> [Short exercise]: Scan the listing below and copy every line holding "Actual".

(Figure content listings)
+ + + +
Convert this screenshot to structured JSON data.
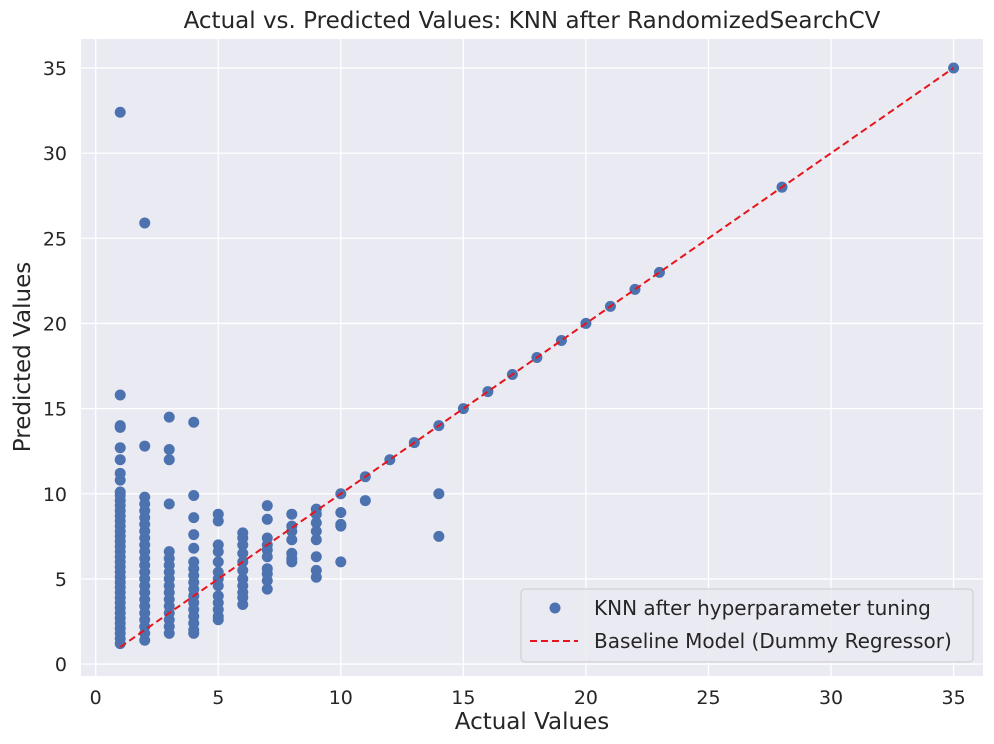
{
  "chart_data": {
    "type": "scatter",
    "title": "Actual vs. Predicted Values: KNN after RandomizedSearchCV",
    "xlabel": "Actual Values",
    "ylabel": "Predicted Values",
    "xlim": [
      -0.6,
      36.2
    ],
    "ylim": [
      -0.7,
      36.7
    ],
    "xticks": [
      0,
      5,
      10,
      15,
      20,
      25,
      30,
      35
    ],
    "yticks": [
      0,
      5,
      10,
      15,
      20,
      25,
      30,
      35
    ],
    "grid": true,
    "legend_position": "lower-right",
    "colors": {
      "background": "#eaeaf2",
      "grid": "#ffffff",
      "scatter": "#4c72b0",
      "baseline": "#e8141b"
    },
    "series": [
      {
        "name": "KNN after hyperparameter tuning",
        "kind": "scatter",
        "points": [
          [
            1,
            32.4
          ],
          [
            1,
            15.8
          ],
          [
            1,
            14.0
          ],
          [
            1,
            13.9
          ],
          [
            1,
            12.7
          ],
          [
            1,
            12.0
          ],
          [
            1,
            11.2
          ],
          [
            1,
            10.8
          ],
          [
            1,
            10.1
          ],
          [
            1,
            9.9
          ],
          [
            1,
            9.6
          ],
          [
            1,
            9.3
          ],
          [
            1,
            9.0
          ],
          [
            1,
            8.7
          ],
          [
            1,
            8.4
          ],
          [
            1,
            8.1
          ],
          [
            1,
            7.8
          ],
          [
            1,
            7.5
          ],
          [
            1,
            7.2
          ],
          [
            1,
            6.9
          ],
          [
            1,
            6.6
          ],
          [
            1,
            6.3
          ],
          [
            1,
            6.0
          ],
          [
            1,
            5.7
          ],
          [
            1,
            5.4
          ],
          [
            1,
            5.1
          ],
          [
            1,
            4.8
          ],
          [
            1,
            4.5
          ],
          [
            1,
            4.2
          ],
          [
            1,
            3.9
          ],
          [
            1,
            3.6
          ],
          [
            1,
            3.3
          ],
          [
            1,
            3.0
          ],
          [
            1,
            2.7
          ],
          [
            1,
            2.4
          ],
          [
            1,
            2.1
          ],
          [
            1,
            1.8
          ],
          [
            1,
            1.5
          ],
          [
            1,
            1.2
          ],
          [
            2,
            25.9
          ],
          [
            2,
            12.8
          ],
          [
            2,
            9.8
          ],
          [
            2,
            9.4
          ],
          [
            2,
            9.0
          ],
          [
            2,
            8.6
          ],
          [
            2,
            8.2
          ],
          [
            2,
            7.8
          ],
          [
            2,
            7.4
          ],
          [
            2,
            7.0
          ],
          [
            2,
            6.6
          ],
          [
            2,
            6.2
          ],
          [
            2,
            5.8
          ],
          [
            2,
            5.4
          ],
          [
            2,
            5.0
          ],
          [
            2,
            4.6
          ],
          [
            2,
            4.2
          ],
          [
            2,
            3.8
          ],
          [
            2,
            3.4
          ],
          [
            2,
            3.0
          ],
          [
            2,
            2.6
          ],
          [
            2,
            2.2
          ],
          [
            2,
            1.8
          ],
          [
            2,
            1.4
          ],
          [
            3,
            14.5
          ],
          [
            3,
            12.6
          ],
          [
            3,
            12.0
          ],
          [
            3,
            9.4
          ],
          [
            3,
            6.6
          ],
          [
            3,
            6.2
          ],
          [
            3,
            5.8
          ],
          [
            3,
            5.4
          ],
          [
            3,
            5.0
          ],
          [
            3,
            4.6
          ],
          [
            3,
            4.2
          ],
          [
            3,
            3.8
          ],
          [
            3,
            3.4
          ],
          [
            3,
            3.0
          ],
          [
            3,
            2.6
          ],
          [
            3,
            2.2
          ],
          [
            3,
            1.8
          ],
          [
            4,
            14.2
          ],
          [
            4,
            9.9
          ],
          [
            4,
            8.6
          ],
          [
            4,
            7.6
          ],
          [
            4,
            6.8
          ],
          [
            4,
            6.0
          ],
          [
            4,
            5.6
          ],
          [
            4,
            5.2
          ],
          [
            4,
            4.8
          ],
          [
            4,
            4.4
          ],
          [
            4,
            4.0
          ],
          [
            4,
            3.6
          ],
          [
            4,
            3.2
          ],
          [
            4,
            2.8
          ],
          [
            4,
            2.4
          ],
          [
            4,
            2.0
          ],
          [
            4,
            1.8
          ],
          [
            5,
            8.8
          ],
          [
            5,
            8.4
          ],
          [
            5,
            7.0
          ],
          [
            5,
            6.6
          ],
          [
            5,
            6.0
          ],
          [
            5,
            5.4
          ],
          [
            5,
            5.0
          ],
          [
            5,
            4.6
          ],
          [
            5,
            4.0
          ],
          [
            5,
            3.6
          ],
          [
            5,
            3.2
          ],
          [
            5,
            2.8
          ],
          [
            5,
            2.6
          ],
          [
            6,
            7.7
          ],
          [
            6,
            7.4
          ],
          [
            6,
            7.0
          ],
          [
            6,
            6.5
          ],
          [
            6,
            6.0
          ],
          [
            6,
            5.5
          ],
          [
            6,
            5.0
          ],
          [
            6,
            4.6
          ],
          [
            6,
            4.2
          ],
          [
            6,
            3.9
          ],
          [
            6,
            3.5
          ],
          [
            7,
            9.3
          ],
          [
            7,
            8.5
          ],
          [
            7,
            7.4
          ],
          [
            7,
            7.0
          ],
          [
            7,
            6.7
          ],
          [
            7,
            6.3
          ],
          [
            7,
            5.6
          ],
          [
            7,
            5.3
          ],
          [
            7,
            4.9
          ],
          [
            7,
            4.4
          ],
          [
            8,
            8.8
          ],
          [
            8,
            8.1
          ],
          [
            8,
            7.8
          ],
          [
            8,
            7.3
          ],
          [
            8,
            6.5
          ],
          [
            8,
            6.2
          ],
          [
            8,
            6.0
          ],
          [
            9,
            9.1
          ],
          [
            9,
            8.8
          ],
          [
            9,
            8.3
          ],
          [
            9,
            7.8
          ],
          [
            9,
            7.3
          ],
          [
            9,
            6.3
          ],
          [
            9,
            5.5
          ],
          [
            9,
            5.1
          ],
          [
            10,
            10.0
          ],
          [
            10,
            8.9
          ],
          [
            10,
            8.2
          ],
          [
            10,
            8.1
          ],
          [
            10,
            6.0
          ],
          [
            11,
            11.0
          ],
          [
            11,
            9.6
          ],
          [
            12,
            12.0
          ],
          [
            13,
            13.0
          ],
          [
            14,
            14.0
          ],
          [
            14,
            10.0
          ],
          [
            14,
            7.5
          ],
          [
            15,
            15.0
          ],
          [
            16,
            16.0
          ],
          [
            17,
            17.0
          ],
          [
            18,
            18.0
          ],
          [
            19,
            19.0
          ],
          [
            20,
            20.0
          ],
          [
            21,
            21.0
          ],
          [
            22,
            22.0
          ],
          [
            23,
            23.0
          ],
          [
            28,
            28.0
          ],
          [
            35,
            35.0
          ]
        ]
      },
      {
        "name": "Baseline Model (Dummy Regressor)",
        "kind": "line",
        "style": "dashed",
        "points": [
          [
            1,
            1
          ],
          [
            35,
            35
          ]
        ]
      }
    ]
  }
}
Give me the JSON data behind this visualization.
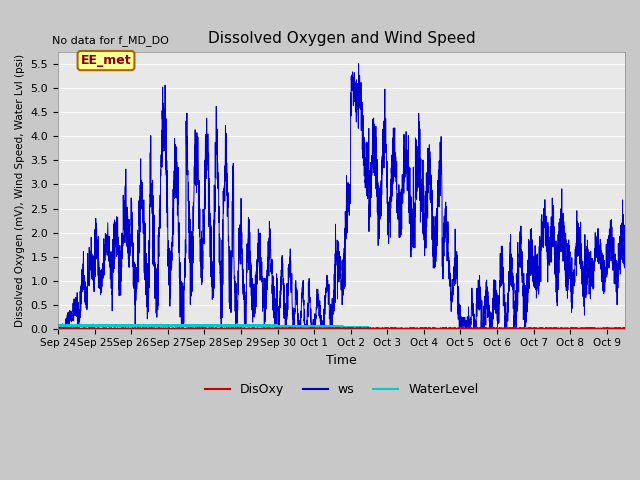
{
  "title": "Dissolved Oxygen and Wind Speed",
  "no_data_text": "No data for f_MD_DO",
  "xlabel": "Time",
  "ylabel": "Dissolved Oxygen (mV), Wind Speed, Water Lvl (psi)",
  "ylim": [
    0.0,
    5.75
  ],
  "yticks": [
    0.0,
    0.5,
    1.0,
    1.5,
    2.0,
    2.5,
    3.0,
    3.5,
    4.0,
    4.5,
    5.0,
    5.5
  ],
  "fig_bg_color": "#c8c8c8",
  "plot_bg_color": "#e8e8e8",
  "legend_labels": [
    "DisOxy",
    "ws",
    "WaterLevel"
  ],
  "legend_colors": [
    "#cc0000",
    "#0000cc",
    "#00cccc"
  ],
  "ws_color": "#0000cc",
  "disoxy_color": "#cc0000",
  "waterlevel_color": "#00cccc",
  "annotation_box_text": "EE_met",
  "annotation_box_facecolor": "#ffff99",
  "annotation_box_edgecolor": "#aa6600",
  "grid_color": "#ffffff",
  "x_tick_labels": [
    "Sep 24",
    "Sep 25",
    "Sep 26",
    "Sep 27",
    "Sep 28",
    "Sep 29",
    "Sep 30",
    "Oct 1",
    "Oct 2",
    "Oct 3",
    "Oct 4",
    "Oct 5",
    "Oct 6",
    "Oct 7",
    "Oct 8",
    "Oct 9"
  ],
  "x_tick_positions": [
    0,
    1,
    2,
    3,
    4,
    5,
    6,
    7,
    8,
    9,
    10,
    11,
    12,
    13,
    14,
    15
  ]
}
+ + + +
> [Answer to the problem]:
    "title": "Actual vs. Predicted Values: KNN after RandomizedSearchCV",
    "xlabel": "Actual Values",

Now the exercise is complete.